(Your instructions): Exactly as they appear, output all of the entries.

— Begin Data excerpts —

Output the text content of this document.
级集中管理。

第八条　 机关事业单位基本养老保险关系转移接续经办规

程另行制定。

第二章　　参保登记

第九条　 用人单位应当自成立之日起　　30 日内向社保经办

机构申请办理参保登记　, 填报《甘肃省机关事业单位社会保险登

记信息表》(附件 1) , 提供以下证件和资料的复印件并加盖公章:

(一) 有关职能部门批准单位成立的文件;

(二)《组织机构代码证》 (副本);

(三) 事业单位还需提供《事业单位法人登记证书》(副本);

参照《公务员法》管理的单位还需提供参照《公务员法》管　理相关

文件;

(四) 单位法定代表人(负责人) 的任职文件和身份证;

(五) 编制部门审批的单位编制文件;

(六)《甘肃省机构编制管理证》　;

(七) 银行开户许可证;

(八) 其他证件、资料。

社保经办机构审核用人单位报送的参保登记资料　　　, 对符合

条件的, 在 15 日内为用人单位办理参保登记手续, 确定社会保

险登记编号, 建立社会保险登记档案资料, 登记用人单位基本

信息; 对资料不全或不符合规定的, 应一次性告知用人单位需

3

— End Data excerpts —

(Result):
Output the text content of this document.
级集中管理。

第八条　 机关事业单位基本养老保险关系转移接续经办规

程另行制定。

第二章　　参保登记

第九条　 用人单位应当自成立之日起　　30 日内向社保经办

机构申请办理参保登记　, 填报《甘肃省机关事业单位社会保险登

记信息表》(附件 1) , 提供以下证件和资料的复印件并加盖公章:

(一) 有关职能部门批准单位成立的文件;

(二)《组织机构代码证》 (副本);

(三) 事业单位还需提供《事业单位法人登记证书》(副本);

参照《公务员法》管理的单位还需提供参照《公务员法》管　理相关

文件;

(四) 单位法定代表人(负责人) 的任职文件和身份证;

(五) 编制部门审批的单位编制文件;

(六)《甘肃省机构编制管理证》　;

(七) 银行开户许可证;

(八) 其他证件、资料。

社保经办机构审核用人单位报送的参保登记资料　　　, 对符合

条件的, 在 15 日内为用人单位办理参保登记手续, 确定社会保

险登记编号, 建立社会保险登记档案资料, 登记用人单位基本

信息; 对资料不全或不符合规定的, 应一次性告知用人单位需

3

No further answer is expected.